## start Recorded information
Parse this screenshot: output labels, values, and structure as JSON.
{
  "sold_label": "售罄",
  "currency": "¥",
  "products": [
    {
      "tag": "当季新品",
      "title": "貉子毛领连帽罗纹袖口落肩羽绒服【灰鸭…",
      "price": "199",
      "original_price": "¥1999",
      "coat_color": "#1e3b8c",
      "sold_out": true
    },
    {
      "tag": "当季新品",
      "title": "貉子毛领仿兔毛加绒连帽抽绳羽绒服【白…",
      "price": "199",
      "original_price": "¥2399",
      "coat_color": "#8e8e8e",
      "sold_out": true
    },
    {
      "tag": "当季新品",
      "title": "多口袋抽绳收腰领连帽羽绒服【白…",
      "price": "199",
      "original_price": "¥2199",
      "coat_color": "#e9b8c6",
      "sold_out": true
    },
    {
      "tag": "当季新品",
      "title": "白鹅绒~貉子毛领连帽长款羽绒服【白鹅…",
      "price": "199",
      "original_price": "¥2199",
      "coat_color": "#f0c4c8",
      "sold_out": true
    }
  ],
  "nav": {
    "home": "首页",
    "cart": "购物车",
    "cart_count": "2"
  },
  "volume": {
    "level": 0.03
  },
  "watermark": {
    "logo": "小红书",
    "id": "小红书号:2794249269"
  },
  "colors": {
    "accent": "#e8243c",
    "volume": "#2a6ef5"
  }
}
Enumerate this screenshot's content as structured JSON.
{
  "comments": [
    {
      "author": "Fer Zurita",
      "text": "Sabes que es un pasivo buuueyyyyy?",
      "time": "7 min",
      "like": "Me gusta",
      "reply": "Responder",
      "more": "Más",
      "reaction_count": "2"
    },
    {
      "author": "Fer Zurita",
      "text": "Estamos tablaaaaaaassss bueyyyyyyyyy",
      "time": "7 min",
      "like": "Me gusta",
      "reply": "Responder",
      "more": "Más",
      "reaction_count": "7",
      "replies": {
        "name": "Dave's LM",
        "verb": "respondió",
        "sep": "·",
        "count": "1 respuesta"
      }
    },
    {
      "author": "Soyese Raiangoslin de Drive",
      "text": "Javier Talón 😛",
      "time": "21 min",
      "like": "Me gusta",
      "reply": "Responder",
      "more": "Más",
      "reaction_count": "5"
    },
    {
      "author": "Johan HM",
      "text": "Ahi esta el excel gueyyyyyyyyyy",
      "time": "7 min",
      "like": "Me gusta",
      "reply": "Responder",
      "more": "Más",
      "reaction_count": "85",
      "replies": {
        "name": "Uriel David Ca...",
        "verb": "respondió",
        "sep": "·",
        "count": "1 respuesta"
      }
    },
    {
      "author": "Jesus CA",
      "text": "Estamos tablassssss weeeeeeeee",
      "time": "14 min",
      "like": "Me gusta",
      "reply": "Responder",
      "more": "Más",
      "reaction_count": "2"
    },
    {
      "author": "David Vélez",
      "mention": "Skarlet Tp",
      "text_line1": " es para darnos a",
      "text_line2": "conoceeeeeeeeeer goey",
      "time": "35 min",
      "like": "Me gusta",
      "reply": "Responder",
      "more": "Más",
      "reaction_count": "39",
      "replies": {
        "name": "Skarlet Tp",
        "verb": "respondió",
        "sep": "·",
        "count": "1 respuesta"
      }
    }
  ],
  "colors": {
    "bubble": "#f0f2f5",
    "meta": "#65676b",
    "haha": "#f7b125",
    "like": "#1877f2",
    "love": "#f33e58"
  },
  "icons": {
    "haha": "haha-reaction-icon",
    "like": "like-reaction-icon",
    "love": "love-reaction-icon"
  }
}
## end Recorded information
What is required >>
Using the records above, list each line that includes "screenshot".

Result >>
Parse this screenshot: output labels, values, and structure as JSON.
Enumerate this screenshot's content as structured JSON.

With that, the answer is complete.